▶ _RECORDS PROVIDED_
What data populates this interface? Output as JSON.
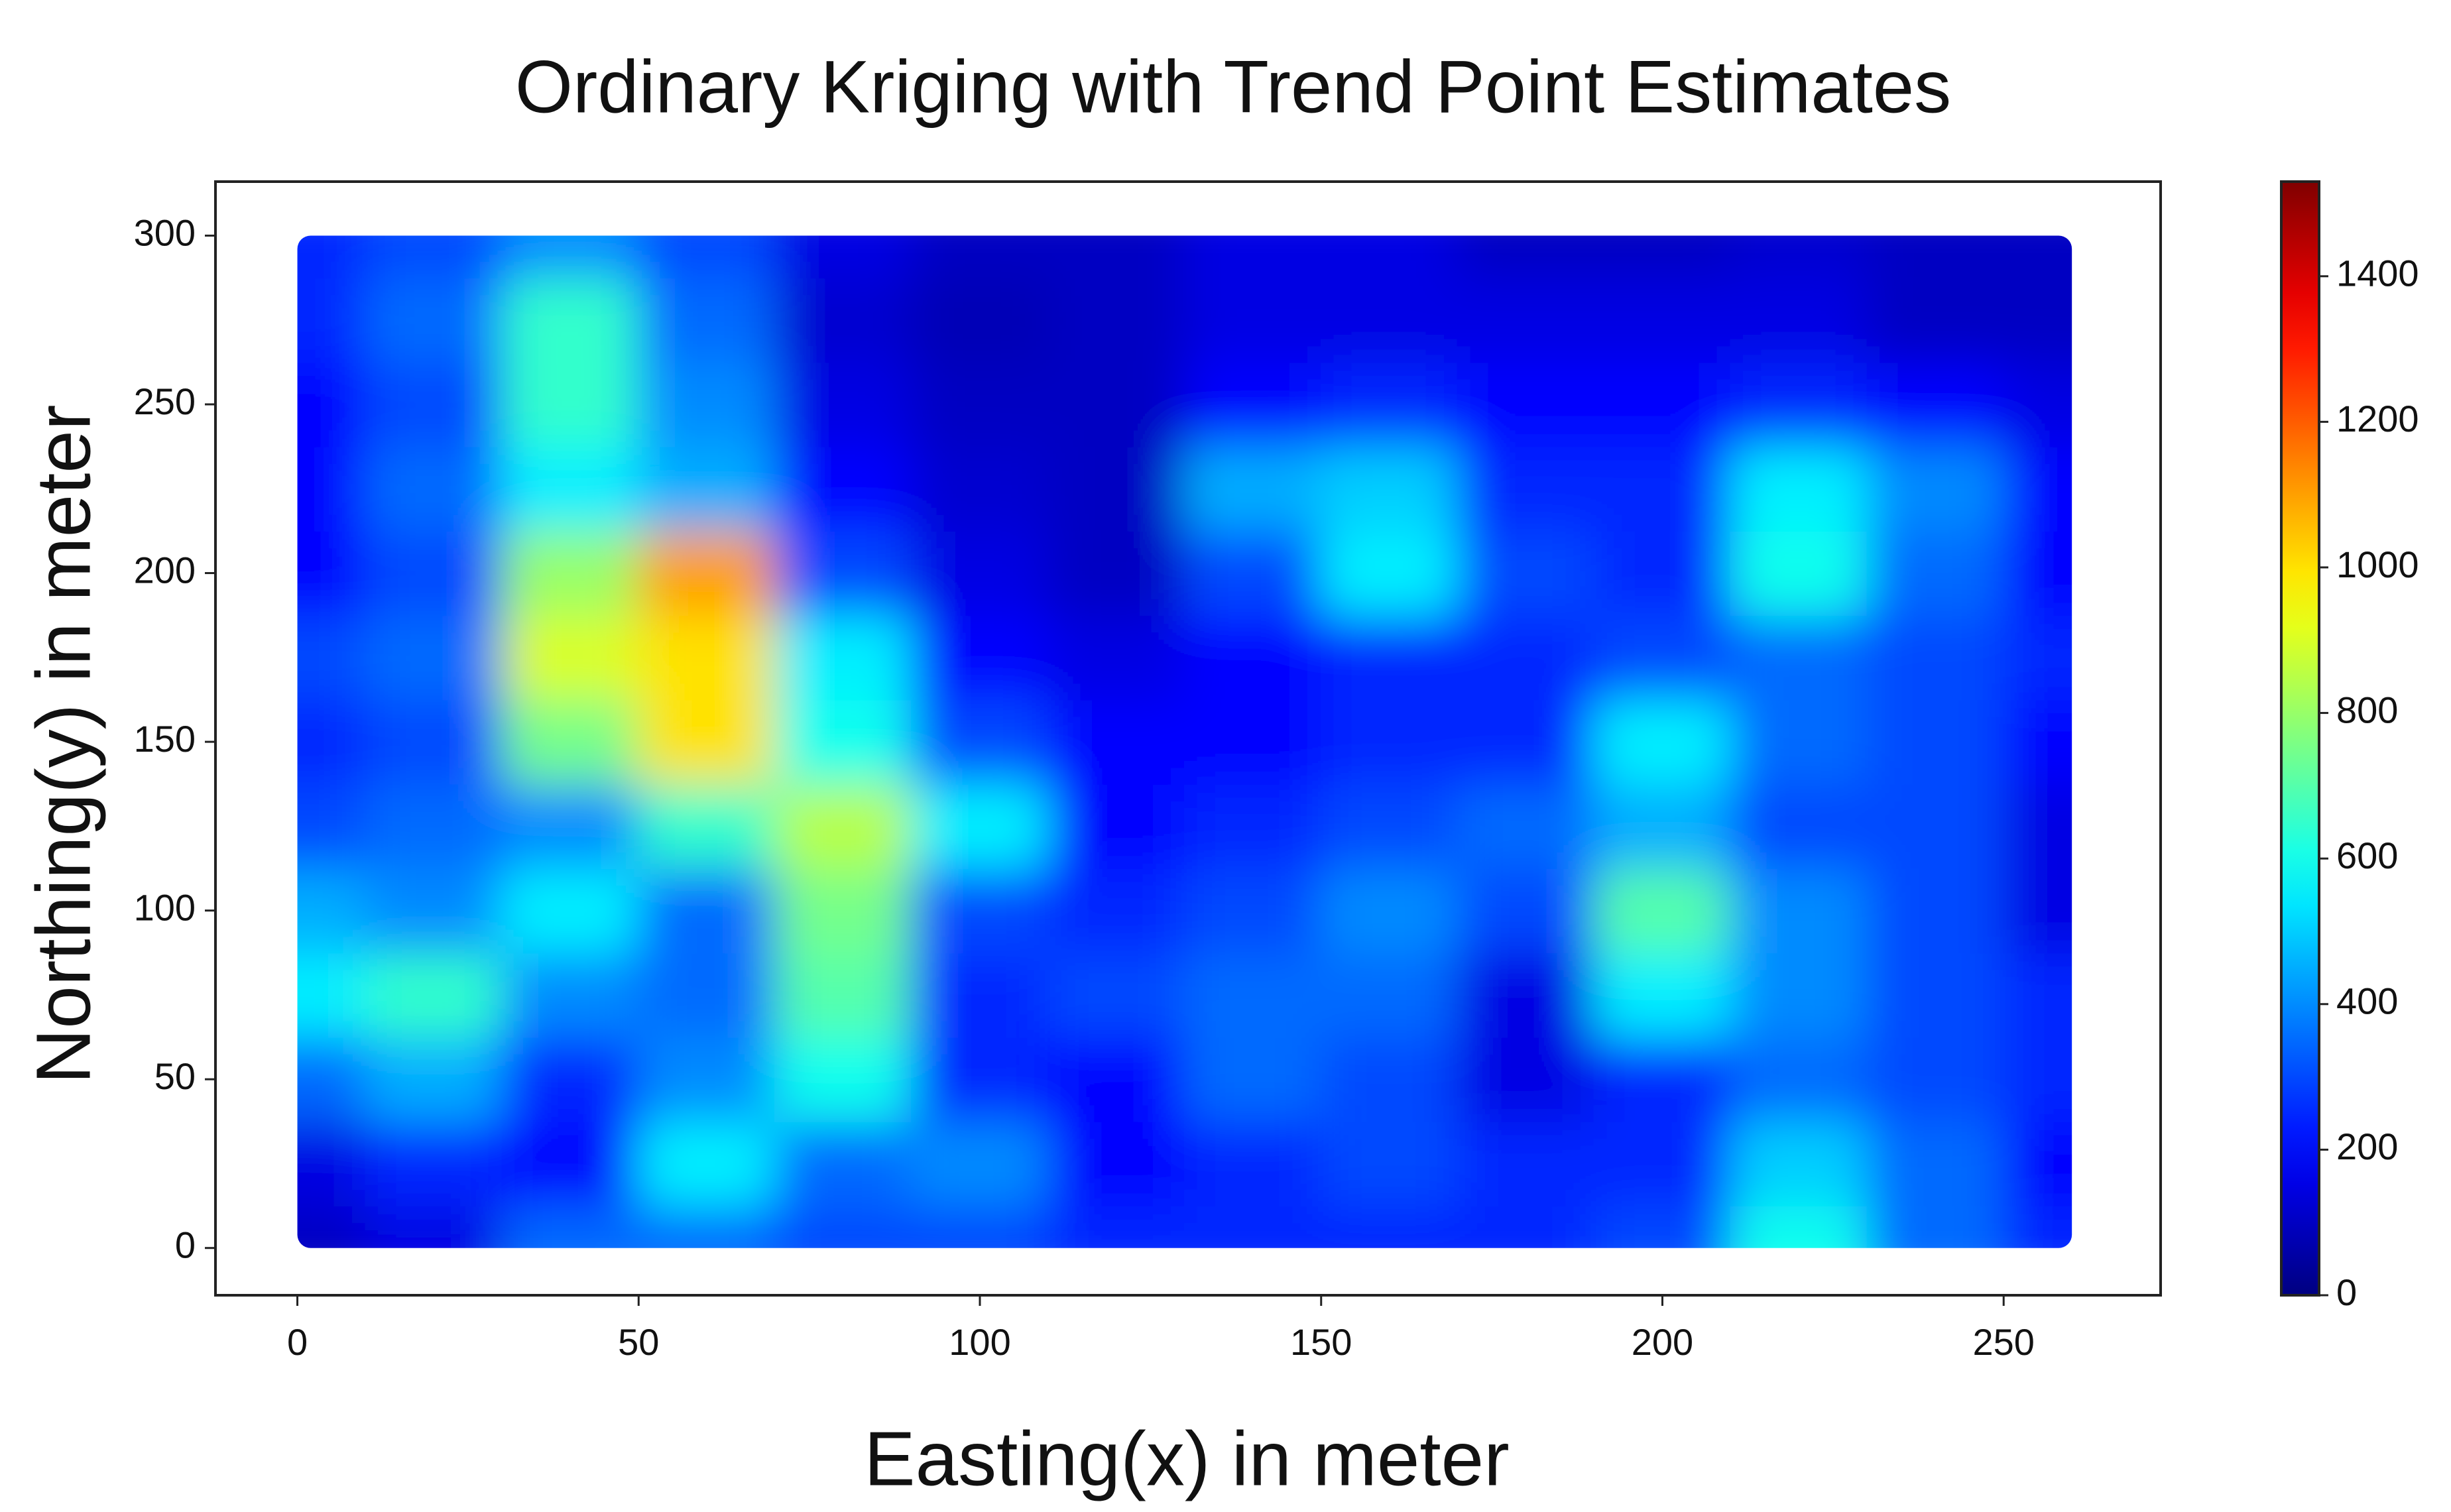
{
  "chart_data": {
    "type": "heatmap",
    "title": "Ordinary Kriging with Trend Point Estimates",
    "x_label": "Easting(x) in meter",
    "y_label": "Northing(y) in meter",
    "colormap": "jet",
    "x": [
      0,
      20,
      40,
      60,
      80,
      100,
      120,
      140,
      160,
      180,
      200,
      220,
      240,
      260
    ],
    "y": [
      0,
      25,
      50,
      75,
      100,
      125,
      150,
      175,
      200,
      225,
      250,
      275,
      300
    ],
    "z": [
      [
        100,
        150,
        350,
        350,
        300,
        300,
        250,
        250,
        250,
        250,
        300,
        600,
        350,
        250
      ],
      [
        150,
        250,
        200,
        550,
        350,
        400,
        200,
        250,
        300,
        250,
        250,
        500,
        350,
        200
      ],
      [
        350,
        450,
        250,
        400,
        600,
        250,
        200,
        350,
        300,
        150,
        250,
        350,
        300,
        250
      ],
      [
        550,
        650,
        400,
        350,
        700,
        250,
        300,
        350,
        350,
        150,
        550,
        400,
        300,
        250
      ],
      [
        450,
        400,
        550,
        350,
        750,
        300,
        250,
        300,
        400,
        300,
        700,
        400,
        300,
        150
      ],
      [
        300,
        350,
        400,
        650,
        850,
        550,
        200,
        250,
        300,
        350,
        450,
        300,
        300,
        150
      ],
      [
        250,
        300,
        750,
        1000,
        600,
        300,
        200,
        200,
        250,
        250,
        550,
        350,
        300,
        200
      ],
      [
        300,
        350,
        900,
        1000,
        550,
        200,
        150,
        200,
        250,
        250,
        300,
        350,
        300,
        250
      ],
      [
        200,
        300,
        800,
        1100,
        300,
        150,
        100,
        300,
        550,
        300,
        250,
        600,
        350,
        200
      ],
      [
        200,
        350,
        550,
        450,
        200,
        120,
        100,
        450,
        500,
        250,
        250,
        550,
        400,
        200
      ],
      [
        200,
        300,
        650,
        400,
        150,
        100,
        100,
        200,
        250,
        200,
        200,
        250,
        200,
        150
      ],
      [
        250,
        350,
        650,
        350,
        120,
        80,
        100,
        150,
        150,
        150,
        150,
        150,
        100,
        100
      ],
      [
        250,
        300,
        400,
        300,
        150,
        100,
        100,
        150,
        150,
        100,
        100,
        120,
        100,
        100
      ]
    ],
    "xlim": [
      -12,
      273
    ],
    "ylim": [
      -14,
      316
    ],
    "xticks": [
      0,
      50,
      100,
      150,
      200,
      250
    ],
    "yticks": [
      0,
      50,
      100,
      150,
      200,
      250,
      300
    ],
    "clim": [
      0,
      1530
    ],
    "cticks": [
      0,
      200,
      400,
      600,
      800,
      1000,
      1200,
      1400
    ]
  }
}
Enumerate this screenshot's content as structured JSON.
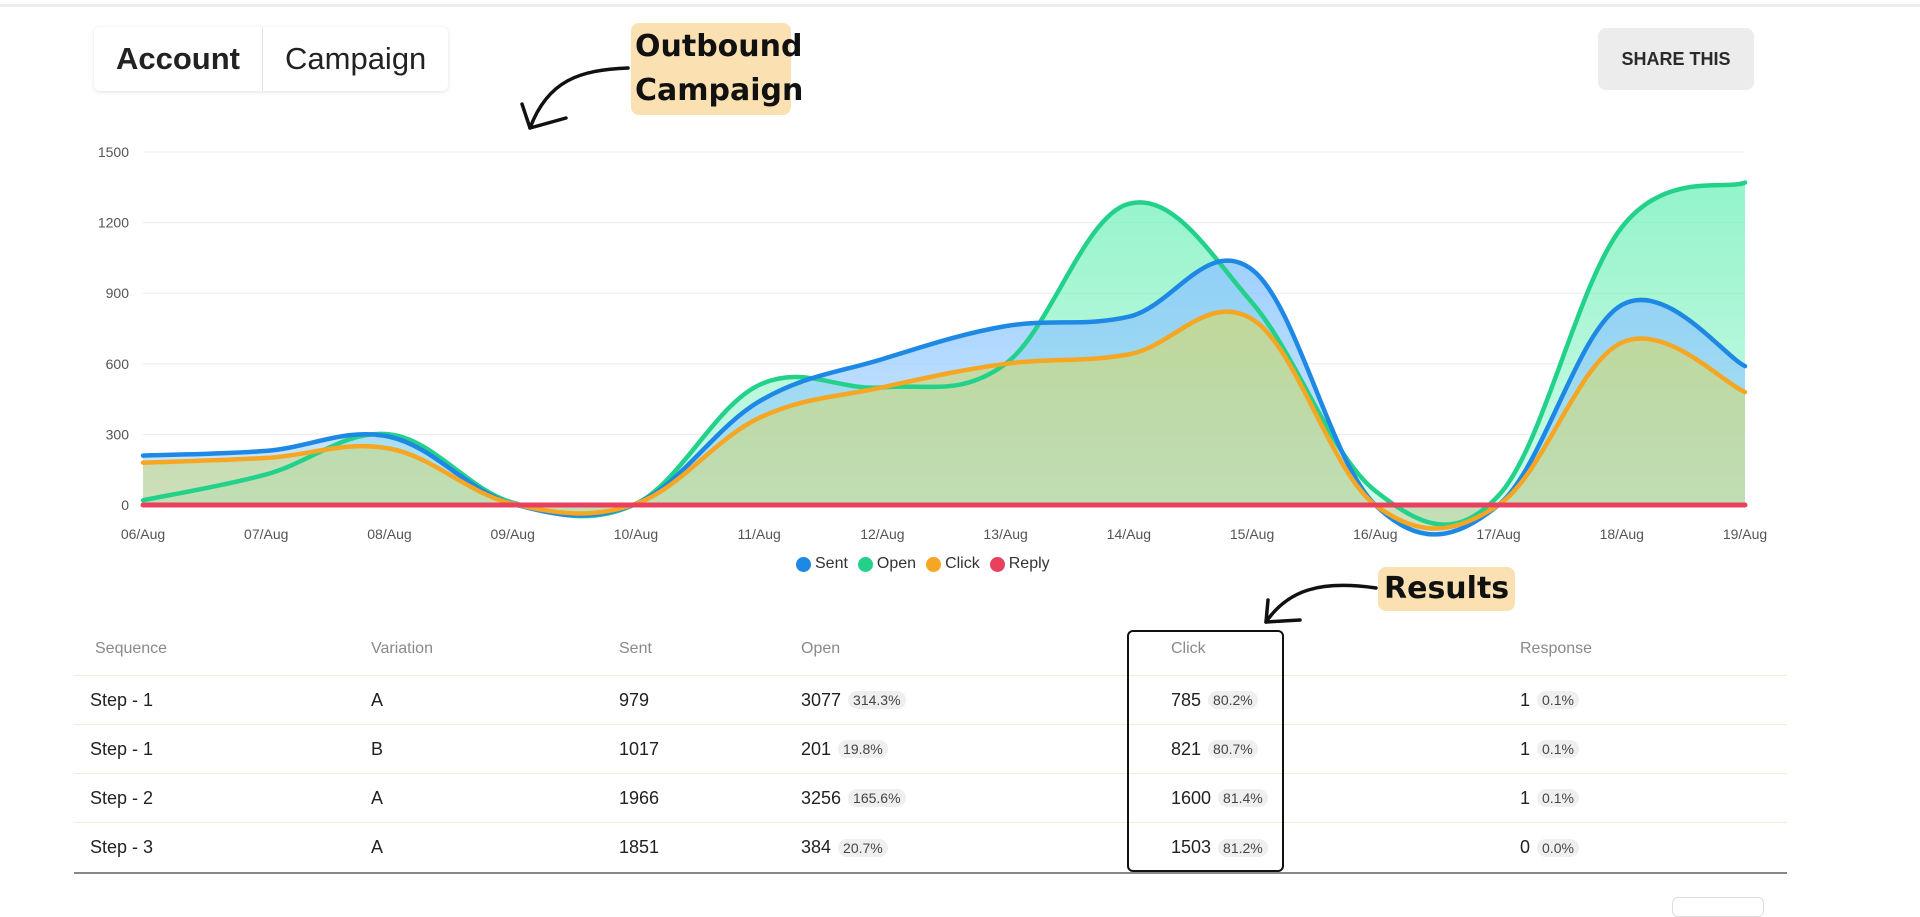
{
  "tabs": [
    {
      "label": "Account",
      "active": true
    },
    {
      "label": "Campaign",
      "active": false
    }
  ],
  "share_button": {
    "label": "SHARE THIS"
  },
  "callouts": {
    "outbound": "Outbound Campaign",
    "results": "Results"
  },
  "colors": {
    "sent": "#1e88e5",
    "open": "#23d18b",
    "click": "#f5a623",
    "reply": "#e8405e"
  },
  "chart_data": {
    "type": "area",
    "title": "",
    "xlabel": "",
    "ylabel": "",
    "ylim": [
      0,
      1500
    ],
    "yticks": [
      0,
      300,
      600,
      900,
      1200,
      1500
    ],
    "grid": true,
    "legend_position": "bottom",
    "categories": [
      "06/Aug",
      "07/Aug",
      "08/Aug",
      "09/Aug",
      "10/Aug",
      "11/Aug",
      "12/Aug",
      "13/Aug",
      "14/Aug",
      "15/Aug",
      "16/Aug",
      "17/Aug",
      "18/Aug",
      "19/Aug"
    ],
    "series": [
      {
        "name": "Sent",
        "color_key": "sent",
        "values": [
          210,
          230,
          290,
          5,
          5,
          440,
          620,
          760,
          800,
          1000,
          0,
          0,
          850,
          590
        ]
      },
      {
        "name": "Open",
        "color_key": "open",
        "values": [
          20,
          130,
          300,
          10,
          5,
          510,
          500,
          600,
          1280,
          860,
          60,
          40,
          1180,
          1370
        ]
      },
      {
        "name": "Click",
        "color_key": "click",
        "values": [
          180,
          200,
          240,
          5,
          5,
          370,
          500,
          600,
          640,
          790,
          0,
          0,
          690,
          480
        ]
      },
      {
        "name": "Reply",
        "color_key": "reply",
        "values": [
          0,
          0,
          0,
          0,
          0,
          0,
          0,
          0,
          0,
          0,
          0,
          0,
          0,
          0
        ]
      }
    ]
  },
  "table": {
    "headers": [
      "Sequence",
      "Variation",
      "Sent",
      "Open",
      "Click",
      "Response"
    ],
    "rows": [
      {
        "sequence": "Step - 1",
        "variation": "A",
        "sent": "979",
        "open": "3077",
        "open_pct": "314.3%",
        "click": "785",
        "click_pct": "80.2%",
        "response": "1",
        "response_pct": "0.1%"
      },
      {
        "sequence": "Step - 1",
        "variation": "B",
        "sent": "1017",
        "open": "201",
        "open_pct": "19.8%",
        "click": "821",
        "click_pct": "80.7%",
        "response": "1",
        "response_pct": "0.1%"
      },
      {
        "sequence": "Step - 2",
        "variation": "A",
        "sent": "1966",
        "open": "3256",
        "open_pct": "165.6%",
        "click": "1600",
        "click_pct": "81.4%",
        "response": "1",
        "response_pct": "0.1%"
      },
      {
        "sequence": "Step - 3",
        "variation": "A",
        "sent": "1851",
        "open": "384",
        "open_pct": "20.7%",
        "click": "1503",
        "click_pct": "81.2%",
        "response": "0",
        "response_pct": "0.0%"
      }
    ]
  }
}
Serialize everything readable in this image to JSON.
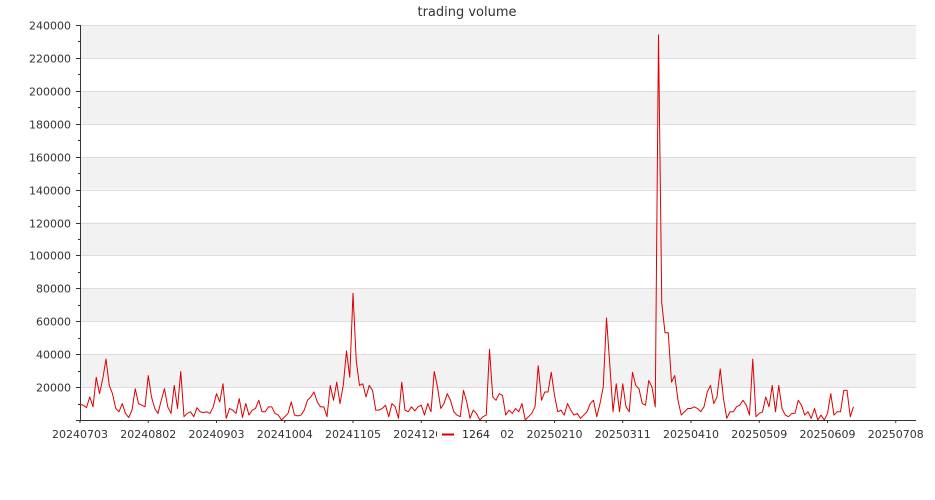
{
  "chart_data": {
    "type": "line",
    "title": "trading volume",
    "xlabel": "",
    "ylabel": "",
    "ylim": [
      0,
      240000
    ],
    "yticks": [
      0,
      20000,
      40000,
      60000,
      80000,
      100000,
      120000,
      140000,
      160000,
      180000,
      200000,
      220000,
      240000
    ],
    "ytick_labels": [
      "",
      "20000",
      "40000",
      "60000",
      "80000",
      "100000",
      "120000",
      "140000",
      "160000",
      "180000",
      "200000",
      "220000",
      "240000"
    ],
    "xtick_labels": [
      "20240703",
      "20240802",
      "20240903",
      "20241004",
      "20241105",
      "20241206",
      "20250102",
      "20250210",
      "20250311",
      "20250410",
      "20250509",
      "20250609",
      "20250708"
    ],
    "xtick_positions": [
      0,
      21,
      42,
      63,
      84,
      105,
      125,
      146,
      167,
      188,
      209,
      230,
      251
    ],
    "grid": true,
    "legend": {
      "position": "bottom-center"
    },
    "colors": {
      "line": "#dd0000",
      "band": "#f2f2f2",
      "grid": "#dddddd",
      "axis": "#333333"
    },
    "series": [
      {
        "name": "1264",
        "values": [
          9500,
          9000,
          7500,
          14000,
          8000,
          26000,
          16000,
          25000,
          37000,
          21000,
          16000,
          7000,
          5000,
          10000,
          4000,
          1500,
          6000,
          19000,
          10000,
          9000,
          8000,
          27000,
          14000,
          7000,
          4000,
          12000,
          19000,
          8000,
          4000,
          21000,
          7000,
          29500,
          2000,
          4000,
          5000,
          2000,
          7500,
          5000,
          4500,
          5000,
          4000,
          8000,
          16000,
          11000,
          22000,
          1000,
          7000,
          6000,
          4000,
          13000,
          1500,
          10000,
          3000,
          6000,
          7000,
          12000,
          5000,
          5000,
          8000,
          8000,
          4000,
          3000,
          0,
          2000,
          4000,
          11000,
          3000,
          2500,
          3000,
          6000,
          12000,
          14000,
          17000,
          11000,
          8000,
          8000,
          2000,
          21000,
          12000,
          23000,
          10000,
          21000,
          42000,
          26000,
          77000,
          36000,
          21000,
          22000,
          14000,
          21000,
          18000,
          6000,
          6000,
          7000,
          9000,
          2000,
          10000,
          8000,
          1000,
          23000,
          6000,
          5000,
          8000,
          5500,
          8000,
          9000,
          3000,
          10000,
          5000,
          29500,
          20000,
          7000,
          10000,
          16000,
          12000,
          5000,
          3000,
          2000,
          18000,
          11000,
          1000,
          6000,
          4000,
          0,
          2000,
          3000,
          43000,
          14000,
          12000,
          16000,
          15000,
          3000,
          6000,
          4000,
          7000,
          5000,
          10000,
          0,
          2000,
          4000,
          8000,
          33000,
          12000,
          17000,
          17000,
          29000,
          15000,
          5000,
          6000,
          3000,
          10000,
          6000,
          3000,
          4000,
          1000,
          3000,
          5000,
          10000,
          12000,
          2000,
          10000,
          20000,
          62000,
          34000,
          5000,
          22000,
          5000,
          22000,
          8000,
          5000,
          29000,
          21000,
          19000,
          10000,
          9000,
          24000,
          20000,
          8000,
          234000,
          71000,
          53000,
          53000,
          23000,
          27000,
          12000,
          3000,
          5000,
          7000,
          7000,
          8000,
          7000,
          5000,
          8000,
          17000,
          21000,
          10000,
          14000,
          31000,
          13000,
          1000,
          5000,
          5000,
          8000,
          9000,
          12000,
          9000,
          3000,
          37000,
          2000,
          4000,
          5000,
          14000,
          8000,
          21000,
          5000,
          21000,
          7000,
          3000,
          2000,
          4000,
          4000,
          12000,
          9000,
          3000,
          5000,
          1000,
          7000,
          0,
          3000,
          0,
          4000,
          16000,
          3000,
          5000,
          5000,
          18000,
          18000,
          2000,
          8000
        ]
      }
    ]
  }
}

▶ _GIVEN INSTRUCTION_
Locate and copy each line in the data above that includes the word "title".

▶ _EXPECTED ANSWER_
    "title": "Ordinary Kriging with Trend Point Estimates",
    "title": "",
    "title": "trading volume",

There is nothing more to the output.